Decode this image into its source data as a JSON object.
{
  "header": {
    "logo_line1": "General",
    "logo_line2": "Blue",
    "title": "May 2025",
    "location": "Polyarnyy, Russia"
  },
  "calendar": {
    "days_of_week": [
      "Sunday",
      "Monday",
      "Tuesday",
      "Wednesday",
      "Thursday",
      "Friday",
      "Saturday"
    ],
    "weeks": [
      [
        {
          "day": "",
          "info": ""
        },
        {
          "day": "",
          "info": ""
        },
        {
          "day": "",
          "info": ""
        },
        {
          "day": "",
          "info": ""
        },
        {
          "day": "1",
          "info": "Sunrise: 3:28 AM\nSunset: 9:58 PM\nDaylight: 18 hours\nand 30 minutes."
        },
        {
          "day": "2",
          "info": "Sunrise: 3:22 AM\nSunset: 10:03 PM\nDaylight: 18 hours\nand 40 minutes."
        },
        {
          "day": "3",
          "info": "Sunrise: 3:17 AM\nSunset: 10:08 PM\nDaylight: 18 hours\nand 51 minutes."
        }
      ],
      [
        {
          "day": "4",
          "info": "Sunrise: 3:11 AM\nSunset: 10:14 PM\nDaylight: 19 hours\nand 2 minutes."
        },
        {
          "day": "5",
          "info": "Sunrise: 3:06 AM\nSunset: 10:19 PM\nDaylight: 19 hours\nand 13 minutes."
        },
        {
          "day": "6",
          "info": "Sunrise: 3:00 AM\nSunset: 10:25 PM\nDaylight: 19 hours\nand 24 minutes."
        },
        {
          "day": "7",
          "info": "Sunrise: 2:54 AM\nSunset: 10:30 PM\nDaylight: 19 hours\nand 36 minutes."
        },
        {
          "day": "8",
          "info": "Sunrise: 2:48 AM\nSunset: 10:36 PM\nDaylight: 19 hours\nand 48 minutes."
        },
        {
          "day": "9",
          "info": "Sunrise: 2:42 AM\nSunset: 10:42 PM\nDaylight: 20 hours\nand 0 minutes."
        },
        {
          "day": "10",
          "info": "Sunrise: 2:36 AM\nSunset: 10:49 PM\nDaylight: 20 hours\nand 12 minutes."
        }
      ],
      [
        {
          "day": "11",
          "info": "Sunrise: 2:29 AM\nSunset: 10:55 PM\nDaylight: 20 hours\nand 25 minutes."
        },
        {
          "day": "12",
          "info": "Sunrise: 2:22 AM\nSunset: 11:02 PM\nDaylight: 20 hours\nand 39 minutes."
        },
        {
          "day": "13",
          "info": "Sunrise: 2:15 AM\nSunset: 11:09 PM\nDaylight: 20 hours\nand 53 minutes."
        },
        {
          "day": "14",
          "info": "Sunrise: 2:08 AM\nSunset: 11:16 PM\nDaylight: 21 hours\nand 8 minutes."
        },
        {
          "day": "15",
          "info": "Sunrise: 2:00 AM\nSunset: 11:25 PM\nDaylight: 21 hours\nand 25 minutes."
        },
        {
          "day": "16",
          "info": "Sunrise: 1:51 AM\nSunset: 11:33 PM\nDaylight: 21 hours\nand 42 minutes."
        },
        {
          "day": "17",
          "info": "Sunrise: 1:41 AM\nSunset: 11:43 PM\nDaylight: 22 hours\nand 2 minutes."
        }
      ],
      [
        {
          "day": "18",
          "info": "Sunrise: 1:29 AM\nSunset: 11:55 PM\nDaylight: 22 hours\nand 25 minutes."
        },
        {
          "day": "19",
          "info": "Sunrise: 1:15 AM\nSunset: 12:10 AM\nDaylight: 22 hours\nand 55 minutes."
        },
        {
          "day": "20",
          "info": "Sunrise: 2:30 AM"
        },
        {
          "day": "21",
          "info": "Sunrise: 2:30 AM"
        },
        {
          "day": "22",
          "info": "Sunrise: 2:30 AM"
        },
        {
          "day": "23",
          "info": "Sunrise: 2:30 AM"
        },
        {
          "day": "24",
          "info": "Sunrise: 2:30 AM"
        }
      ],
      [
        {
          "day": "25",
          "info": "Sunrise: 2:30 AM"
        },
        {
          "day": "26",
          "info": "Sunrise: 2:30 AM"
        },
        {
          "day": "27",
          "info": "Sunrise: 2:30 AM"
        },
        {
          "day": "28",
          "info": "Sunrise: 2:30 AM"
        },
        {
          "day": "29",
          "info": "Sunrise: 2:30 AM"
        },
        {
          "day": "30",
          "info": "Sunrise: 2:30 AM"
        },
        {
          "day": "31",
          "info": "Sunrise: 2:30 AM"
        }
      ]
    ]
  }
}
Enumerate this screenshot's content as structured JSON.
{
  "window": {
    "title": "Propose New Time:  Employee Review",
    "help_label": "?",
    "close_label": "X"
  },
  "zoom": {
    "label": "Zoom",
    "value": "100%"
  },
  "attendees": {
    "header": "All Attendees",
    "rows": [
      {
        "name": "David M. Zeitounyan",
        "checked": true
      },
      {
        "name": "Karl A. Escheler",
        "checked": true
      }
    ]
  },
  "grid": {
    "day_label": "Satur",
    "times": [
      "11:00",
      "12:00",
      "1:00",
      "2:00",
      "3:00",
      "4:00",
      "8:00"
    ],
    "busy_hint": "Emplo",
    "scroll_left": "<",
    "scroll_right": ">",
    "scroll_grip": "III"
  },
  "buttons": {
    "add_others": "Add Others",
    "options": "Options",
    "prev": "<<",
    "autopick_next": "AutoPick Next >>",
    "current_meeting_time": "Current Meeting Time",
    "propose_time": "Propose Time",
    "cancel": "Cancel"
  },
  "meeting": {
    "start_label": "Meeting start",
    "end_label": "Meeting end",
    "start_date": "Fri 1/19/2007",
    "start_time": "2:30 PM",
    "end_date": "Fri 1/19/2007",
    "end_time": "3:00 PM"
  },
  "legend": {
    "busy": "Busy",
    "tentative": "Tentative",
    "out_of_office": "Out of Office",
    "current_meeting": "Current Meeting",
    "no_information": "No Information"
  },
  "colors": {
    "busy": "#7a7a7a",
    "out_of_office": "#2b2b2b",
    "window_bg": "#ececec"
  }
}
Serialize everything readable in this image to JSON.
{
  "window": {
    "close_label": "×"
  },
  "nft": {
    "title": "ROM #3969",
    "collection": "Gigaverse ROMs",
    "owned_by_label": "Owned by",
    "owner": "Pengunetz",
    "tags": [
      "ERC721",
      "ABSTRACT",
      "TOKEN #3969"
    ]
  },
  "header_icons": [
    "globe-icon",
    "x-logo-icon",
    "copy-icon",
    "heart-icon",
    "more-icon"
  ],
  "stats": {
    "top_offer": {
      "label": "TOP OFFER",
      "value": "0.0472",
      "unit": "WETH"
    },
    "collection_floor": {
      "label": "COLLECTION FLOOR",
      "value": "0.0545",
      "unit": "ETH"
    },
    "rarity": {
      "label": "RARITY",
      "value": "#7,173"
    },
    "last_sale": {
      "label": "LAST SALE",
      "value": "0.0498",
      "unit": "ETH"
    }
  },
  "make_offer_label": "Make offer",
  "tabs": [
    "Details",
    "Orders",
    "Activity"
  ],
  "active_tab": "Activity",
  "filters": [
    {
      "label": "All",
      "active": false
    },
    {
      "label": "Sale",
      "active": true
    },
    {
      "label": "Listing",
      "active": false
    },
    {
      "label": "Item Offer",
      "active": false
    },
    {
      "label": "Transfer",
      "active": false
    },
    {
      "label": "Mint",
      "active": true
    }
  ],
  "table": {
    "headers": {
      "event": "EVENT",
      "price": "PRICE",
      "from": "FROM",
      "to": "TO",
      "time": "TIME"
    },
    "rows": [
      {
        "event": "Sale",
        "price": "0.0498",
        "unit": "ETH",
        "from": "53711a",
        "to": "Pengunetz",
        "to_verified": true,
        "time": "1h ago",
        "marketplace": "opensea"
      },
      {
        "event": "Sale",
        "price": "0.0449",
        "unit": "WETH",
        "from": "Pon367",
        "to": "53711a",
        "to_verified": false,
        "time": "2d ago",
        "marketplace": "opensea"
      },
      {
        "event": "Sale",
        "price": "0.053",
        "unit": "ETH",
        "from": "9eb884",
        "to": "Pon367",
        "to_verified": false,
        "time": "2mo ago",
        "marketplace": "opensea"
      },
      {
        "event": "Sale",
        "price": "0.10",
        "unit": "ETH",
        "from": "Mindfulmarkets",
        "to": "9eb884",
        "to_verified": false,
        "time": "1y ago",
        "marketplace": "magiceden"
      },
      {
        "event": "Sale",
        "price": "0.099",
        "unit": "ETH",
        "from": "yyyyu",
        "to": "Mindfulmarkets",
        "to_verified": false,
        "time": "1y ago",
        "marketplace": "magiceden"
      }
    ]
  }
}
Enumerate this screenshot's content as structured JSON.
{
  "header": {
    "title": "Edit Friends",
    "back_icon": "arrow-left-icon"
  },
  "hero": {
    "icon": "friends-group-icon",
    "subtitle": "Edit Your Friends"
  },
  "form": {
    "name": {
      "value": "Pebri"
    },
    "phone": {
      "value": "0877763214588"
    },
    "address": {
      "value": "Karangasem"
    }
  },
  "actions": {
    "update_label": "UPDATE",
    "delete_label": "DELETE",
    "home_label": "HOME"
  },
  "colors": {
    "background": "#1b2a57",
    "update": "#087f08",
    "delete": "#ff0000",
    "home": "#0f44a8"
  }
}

__Task brief__
State how many lines of the listing include the word "price". Reply with the number alone.

__Response to the task__
6